**What this task involves**
Answer these questions using the news passage below about the freed ambassador:
(a) At which airfield did the ambassador step off the plane?
(b) On what date was he taken by gunmen?
(c) Who was wounded when the assailants fired on his car?

**Passage shown**
+---+

AMMAN, Jordan — Jordan's ambassador to Libya who was abducted last month at gunpoint in the Libyan capital, Tripoli, returned home on Tuesday after being freed by his captors.

Ambassador Fawaz al-Etan was welcomed at Amman's military airport by jubilant family members who hugged and kissed him and top Jordanian officials, including Foreign Minister Nasser Judeh who hours earlier announced the diplomat's release.

Al-Etan waved to reporters as he stepped out of the plane at the Marka military airfield east of Amman.

He said he was in good health, ready and eager to return to his post in Libya, and that his captors had treated him well. He gave no further details about his ordeal and captivity.

Al-Etan was taken by gunmen from his vehicle in central Tripoli near the Jordanian Embassy on April 15. Assailants opened fire on his car, wounded his driver and then forced him out at gunpoint.

It was one the latest high-profile abduction in the North African nation still plagued by lawlessness, more than two years since the country's 8-month civil war ended with Moammar Gadhafi's killing in October 2011.

+---+

[Document layout detection data]
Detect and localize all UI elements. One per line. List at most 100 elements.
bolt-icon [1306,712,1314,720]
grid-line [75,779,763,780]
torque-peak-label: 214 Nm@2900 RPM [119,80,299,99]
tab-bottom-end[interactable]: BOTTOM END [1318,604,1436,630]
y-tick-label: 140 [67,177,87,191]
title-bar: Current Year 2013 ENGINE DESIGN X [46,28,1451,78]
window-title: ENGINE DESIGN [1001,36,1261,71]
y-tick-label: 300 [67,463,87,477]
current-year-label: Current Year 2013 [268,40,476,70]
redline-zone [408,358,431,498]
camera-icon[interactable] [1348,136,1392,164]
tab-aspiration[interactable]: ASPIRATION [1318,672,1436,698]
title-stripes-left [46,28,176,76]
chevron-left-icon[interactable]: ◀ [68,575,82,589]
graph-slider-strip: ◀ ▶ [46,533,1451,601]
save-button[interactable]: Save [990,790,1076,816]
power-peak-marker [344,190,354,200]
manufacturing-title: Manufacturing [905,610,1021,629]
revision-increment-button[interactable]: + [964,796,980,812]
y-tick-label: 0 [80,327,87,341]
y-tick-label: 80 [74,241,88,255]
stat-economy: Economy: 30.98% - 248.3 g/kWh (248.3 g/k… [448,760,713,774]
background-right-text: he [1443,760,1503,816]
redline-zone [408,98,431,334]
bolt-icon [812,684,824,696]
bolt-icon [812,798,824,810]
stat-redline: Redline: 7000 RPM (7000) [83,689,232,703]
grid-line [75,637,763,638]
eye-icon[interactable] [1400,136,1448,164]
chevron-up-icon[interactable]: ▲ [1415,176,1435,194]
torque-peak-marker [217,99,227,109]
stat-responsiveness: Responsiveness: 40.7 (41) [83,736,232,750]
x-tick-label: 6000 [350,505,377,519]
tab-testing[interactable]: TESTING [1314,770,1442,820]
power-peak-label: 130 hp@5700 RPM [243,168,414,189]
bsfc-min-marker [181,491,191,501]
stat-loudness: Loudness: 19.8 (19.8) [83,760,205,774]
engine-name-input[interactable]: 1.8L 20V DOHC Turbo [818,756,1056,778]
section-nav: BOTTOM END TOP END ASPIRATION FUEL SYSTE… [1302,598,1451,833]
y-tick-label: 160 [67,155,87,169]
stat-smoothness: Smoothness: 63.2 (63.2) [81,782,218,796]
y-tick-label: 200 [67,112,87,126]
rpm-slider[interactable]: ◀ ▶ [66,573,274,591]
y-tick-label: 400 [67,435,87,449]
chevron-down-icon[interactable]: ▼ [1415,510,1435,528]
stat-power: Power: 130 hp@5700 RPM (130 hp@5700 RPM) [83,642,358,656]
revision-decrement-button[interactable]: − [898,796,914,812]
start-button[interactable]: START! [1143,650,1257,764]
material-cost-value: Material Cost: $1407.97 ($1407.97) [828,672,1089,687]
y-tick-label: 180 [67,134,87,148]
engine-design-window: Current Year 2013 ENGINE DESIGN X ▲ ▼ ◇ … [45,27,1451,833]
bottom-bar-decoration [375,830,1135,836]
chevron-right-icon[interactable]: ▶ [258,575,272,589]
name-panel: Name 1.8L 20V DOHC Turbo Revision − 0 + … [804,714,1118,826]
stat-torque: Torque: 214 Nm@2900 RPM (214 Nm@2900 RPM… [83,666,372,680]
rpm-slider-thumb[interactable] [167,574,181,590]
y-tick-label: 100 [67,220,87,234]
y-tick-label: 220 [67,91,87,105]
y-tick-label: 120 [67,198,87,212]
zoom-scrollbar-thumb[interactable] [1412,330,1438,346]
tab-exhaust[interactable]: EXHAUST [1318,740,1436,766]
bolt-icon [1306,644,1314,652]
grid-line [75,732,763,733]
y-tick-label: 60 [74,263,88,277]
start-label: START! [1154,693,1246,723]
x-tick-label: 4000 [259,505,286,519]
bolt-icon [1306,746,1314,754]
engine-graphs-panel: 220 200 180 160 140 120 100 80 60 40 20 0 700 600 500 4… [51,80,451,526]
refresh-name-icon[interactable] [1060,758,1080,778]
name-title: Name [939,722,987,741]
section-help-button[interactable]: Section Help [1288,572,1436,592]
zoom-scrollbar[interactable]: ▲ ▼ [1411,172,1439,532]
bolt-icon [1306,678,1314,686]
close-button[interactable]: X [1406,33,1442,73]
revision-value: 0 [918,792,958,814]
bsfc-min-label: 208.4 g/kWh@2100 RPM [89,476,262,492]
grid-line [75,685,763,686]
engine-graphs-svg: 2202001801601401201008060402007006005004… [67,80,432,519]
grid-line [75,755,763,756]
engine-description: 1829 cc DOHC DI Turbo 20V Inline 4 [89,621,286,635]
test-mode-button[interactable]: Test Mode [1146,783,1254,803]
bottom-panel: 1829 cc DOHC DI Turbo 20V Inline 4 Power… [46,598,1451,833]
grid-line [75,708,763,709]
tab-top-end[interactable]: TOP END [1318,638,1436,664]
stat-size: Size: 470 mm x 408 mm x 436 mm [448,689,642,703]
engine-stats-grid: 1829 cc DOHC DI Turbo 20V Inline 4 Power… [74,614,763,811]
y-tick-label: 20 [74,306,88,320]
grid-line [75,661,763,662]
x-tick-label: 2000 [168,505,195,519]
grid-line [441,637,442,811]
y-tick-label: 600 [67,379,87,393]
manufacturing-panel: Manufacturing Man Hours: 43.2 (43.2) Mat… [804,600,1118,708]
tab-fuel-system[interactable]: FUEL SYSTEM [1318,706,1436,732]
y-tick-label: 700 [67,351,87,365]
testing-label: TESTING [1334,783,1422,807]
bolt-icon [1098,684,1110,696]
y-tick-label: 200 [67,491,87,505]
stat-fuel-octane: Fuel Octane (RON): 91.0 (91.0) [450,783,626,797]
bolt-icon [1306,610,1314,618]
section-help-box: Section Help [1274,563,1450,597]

+---+

**Output of the task**
(a) The Marka military airfield east of Amman.
(b) April 15.
(c) His driver.